--- Stated problem ---
What lines of the data hold the string "ylabel"? Pull each one out.

──────────

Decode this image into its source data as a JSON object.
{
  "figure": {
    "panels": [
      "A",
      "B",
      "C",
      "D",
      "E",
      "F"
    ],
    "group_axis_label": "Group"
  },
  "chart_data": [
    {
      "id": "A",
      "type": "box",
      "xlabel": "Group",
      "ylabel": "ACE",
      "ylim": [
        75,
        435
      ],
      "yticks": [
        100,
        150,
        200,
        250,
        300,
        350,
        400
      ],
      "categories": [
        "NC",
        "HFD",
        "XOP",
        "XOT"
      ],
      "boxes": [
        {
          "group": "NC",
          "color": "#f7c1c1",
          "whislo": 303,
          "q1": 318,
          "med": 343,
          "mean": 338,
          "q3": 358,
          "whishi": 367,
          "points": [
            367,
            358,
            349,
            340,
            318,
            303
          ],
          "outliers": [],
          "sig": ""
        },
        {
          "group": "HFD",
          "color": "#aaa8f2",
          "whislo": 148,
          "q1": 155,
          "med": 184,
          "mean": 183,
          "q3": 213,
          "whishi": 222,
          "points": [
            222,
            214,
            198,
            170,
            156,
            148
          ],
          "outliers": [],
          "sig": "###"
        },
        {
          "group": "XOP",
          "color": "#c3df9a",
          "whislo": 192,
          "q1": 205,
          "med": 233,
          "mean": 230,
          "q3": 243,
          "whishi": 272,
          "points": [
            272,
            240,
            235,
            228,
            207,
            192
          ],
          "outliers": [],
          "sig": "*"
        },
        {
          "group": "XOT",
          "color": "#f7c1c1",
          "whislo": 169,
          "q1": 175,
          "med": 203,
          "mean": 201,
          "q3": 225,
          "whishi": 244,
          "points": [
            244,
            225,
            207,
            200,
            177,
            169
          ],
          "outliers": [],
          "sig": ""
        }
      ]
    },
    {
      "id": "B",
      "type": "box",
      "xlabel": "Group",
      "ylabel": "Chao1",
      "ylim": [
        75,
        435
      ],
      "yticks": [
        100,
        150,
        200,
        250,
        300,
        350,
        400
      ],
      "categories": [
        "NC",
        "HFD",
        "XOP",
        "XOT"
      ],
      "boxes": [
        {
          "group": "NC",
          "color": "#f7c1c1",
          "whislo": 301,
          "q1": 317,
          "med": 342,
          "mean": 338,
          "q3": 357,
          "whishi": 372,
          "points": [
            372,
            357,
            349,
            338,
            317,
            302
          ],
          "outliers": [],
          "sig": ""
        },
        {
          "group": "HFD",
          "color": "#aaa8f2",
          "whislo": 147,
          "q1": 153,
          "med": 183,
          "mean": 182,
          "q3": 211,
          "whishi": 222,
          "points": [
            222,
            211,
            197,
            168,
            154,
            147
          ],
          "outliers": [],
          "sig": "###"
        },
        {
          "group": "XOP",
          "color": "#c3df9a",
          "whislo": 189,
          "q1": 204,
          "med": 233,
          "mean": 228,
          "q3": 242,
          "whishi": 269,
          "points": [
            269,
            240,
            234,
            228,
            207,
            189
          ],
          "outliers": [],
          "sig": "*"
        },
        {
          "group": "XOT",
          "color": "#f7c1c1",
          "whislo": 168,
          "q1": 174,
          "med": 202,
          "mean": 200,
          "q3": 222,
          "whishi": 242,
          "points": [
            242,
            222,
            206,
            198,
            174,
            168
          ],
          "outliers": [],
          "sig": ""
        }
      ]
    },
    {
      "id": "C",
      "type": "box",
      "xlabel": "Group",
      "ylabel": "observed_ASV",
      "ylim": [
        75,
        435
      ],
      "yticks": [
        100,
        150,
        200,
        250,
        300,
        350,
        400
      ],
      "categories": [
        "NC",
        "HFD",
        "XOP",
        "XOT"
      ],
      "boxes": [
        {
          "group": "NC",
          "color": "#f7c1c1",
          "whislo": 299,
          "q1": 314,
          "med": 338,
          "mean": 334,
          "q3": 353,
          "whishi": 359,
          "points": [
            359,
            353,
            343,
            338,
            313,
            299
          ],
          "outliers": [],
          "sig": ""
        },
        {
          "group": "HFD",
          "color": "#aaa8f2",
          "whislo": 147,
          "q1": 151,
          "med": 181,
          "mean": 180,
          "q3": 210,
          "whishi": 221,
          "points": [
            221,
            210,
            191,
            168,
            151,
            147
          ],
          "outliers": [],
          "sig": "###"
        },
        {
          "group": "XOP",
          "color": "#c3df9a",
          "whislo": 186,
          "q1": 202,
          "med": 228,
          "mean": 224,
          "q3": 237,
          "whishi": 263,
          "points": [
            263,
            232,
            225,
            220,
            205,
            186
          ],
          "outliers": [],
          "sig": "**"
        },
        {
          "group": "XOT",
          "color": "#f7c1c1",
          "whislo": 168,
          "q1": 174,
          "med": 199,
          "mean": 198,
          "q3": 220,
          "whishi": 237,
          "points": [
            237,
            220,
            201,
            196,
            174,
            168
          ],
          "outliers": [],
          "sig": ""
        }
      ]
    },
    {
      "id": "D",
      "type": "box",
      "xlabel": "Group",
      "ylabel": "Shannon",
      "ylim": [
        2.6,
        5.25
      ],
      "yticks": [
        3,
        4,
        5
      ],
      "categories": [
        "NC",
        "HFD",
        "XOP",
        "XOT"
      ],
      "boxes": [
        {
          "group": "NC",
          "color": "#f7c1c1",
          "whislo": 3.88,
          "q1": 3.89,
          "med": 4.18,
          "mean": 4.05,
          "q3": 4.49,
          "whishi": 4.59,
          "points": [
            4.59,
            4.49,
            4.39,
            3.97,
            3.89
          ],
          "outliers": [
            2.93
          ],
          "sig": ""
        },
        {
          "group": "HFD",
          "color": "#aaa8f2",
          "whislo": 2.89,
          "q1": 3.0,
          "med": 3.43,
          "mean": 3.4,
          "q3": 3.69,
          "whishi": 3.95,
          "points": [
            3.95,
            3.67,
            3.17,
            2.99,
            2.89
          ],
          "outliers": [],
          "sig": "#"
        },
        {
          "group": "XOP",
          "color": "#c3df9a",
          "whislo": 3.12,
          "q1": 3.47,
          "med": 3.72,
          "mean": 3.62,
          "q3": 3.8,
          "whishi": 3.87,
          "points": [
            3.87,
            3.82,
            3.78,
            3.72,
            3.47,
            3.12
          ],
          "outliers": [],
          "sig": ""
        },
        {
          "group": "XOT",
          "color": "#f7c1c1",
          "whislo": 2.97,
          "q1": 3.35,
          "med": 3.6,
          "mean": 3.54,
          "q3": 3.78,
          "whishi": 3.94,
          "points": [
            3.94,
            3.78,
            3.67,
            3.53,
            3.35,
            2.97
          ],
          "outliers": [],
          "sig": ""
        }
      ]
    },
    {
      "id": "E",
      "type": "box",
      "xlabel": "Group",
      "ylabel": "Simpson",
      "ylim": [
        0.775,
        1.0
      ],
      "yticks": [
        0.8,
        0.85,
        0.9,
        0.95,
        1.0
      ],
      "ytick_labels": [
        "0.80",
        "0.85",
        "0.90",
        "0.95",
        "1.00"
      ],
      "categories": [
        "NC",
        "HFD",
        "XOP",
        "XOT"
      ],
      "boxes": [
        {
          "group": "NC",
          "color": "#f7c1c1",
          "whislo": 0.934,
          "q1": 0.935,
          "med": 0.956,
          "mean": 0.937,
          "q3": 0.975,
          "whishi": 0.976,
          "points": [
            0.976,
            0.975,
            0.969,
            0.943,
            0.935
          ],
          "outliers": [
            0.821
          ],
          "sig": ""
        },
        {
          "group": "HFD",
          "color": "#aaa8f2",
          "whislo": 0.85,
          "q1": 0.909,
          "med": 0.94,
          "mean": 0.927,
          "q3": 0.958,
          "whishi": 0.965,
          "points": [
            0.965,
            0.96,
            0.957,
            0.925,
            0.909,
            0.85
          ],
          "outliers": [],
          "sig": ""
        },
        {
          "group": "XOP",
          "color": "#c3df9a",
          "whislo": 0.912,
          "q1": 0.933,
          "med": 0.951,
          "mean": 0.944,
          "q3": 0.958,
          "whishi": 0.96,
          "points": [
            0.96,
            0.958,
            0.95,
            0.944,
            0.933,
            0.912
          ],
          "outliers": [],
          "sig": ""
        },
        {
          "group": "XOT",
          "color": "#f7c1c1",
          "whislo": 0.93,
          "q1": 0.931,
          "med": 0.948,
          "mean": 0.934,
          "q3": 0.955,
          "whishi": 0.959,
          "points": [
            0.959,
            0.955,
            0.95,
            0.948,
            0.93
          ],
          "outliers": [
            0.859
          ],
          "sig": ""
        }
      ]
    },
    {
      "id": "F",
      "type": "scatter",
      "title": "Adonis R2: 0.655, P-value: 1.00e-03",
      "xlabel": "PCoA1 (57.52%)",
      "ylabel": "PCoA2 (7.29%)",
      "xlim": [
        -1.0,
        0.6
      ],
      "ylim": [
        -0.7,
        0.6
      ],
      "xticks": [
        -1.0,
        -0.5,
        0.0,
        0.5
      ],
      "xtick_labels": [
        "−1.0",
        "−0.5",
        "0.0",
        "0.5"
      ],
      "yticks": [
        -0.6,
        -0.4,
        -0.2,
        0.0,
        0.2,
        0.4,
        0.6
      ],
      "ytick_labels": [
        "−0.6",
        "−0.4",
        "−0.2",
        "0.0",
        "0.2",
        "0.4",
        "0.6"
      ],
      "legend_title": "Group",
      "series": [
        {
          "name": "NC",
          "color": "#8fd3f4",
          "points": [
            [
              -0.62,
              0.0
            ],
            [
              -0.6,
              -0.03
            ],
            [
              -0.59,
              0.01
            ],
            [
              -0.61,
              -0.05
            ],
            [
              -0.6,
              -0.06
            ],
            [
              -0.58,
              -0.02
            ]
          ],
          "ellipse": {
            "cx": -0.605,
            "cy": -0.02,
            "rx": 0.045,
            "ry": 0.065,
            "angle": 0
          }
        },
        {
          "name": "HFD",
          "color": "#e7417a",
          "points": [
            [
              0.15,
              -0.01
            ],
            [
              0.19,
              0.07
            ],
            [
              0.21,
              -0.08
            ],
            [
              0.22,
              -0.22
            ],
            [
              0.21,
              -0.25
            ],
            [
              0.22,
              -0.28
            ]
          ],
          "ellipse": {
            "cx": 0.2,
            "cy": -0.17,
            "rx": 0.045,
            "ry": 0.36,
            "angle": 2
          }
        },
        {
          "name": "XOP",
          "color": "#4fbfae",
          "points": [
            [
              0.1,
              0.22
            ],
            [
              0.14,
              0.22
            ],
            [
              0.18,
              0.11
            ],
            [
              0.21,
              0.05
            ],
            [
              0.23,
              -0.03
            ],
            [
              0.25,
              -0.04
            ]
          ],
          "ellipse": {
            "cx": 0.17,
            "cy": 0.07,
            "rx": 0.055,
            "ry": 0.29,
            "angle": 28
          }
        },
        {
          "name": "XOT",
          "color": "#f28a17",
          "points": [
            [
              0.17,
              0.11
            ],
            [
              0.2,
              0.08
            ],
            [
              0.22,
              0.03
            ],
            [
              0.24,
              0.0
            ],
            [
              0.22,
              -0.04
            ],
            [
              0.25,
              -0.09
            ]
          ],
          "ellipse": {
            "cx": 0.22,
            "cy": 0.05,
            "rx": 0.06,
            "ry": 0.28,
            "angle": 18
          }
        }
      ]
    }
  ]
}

──────────

--- Written response ---
      "ylabel": "ACE",
      "ylabel": "Chao1",
      "ylabel": "observed_ASV",
      "ylabel": "Shannon",
      "ylabel": "Simpson",
      "ylabel": "PCoA2 (7.29%)",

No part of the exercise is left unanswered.